[Data records]
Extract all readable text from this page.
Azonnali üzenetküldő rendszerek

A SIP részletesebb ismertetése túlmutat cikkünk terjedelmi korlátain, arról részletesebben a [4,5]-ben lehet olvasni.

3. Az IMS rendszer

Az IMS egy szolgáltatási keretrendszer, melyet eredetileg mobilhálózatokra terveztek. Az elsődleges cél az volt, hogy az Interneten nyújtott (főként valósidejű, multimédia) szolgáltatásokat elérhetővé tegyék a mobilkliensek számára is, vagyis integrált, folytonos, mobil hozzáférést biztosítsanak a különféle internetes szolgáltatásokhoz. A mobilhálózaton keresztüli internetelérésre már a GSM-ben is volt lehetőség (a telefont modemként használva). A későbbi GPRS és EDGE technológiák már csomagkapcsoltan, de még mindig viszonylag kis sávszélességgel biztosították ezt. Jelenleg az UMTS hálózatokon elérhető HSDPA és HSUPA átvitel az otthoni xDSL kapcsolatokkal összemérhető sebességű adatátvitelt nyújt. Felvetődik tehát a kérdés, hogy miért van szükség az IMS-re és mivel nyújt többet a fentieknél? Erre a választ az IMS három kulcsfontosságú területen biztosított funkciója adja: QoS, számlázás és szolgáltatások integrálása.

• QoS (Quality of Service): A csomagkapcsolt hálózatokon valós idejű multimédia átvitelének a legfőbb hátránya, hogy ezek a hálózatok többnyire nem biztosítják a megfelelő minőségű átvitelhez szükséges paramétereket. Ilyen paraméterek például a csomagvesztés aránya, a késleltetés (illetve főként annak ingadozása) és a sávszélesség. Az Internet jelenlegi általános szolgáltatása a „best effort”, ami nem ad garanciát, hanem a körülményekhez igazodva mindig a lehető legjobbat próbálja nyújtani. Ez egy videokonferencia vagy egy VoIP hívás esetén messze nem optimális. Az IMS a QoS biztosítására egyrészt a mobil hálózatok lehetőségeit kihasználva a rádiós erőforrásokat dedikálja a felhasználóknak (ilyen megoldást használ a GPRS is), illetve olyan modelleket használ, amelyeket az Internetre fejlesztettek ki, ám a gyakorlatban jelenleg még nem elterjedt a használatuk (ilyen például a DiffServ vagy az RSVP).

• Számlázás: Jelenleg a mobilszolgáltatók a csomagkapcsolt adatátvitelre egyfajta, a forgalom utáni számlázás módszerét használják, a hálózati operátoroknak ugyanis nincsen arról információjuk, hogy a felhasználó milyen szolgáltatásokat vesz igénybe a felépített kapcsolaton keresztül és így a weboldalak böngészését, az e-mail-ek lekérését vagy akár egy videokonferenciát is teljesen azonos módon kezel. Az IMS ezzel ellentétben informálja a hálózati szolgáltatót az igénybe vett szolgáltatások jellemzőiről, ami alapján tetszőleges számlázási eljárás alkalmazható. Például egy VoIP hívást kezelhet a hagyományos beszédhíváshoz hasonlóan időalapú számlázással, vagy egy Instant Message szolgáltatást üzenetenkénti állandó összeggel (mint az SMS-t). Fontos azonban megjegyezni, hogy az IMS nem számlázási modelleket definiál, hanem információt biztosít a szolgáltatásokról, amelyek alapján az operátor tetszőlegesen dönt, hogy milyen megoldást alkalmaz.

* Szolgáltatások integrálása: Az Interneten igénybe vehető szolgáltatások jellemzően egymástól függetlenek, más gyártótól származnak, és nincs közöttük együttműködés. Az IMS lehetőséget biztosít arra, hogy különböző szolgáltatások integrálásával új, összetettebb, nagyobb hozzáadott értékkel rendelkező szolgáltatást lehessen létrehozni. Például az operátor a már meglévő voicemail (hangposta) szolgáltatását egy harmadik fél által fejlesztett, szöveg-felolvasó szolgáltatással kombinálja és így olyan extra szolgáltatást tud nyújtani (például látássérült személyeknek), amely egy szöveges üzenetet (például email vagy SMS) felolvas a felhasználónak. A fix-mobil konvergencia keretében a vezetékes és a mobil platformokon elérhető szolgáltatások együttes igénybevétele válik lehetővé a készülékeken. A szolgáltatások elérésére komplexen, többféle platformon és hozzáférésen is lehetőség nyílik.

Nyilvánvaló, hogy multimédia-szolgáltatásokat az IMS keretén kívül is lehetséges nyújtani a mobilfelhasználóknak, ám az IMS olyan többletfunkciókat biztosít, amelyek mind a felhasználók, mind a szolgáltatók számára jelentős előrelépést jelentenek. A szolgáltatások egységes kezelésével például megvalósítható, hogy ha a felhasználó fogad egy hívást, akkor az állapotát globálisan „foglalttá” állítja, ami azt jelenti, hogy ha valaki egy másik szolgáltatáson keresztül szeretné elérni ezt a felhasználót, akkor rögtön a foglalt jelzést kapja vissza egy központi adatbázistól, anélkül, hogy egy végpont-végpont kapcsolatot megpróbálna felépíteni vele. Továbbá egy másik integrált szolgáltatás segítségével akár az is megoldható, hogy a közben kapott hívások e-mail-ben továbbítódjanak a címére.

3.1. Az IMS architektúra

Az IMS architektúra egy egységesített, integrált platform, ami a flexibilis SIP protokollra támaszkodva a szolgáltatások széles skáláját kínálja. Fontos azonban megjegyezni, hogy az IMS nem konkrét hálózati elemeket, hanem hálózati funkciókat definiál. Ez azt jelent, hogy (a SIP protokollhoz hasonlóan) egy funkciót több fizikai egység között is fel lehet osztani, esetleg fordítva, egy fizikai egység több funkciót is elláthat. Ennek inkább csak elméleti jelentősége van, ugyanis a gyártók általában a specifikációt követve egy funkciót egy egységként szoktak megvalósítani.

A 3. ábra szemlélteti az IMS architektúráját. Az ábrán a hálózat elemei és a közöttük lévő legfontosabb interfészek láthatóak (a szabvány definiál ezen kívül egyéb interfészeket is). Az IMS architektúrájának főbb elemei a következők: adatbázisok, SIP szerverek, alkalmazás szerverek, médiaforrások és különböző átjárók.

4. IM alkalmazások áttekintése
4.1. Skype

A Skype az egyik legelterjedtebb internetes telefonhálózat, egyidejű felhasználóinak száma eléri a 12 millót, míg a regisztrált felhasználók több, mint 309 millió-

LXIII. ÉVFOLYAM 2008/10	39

* [What the task asks]: Gather up the lines that contain the word "Skype".

* [Problem solution]:
4.1. Skype
A Skype az egyik legelterjedtebb internetes telefonhálózat, egyidejű felhasználóinak száma eléri a 12 millót, míg a regisztrált felhasználók több, mint 309 millió-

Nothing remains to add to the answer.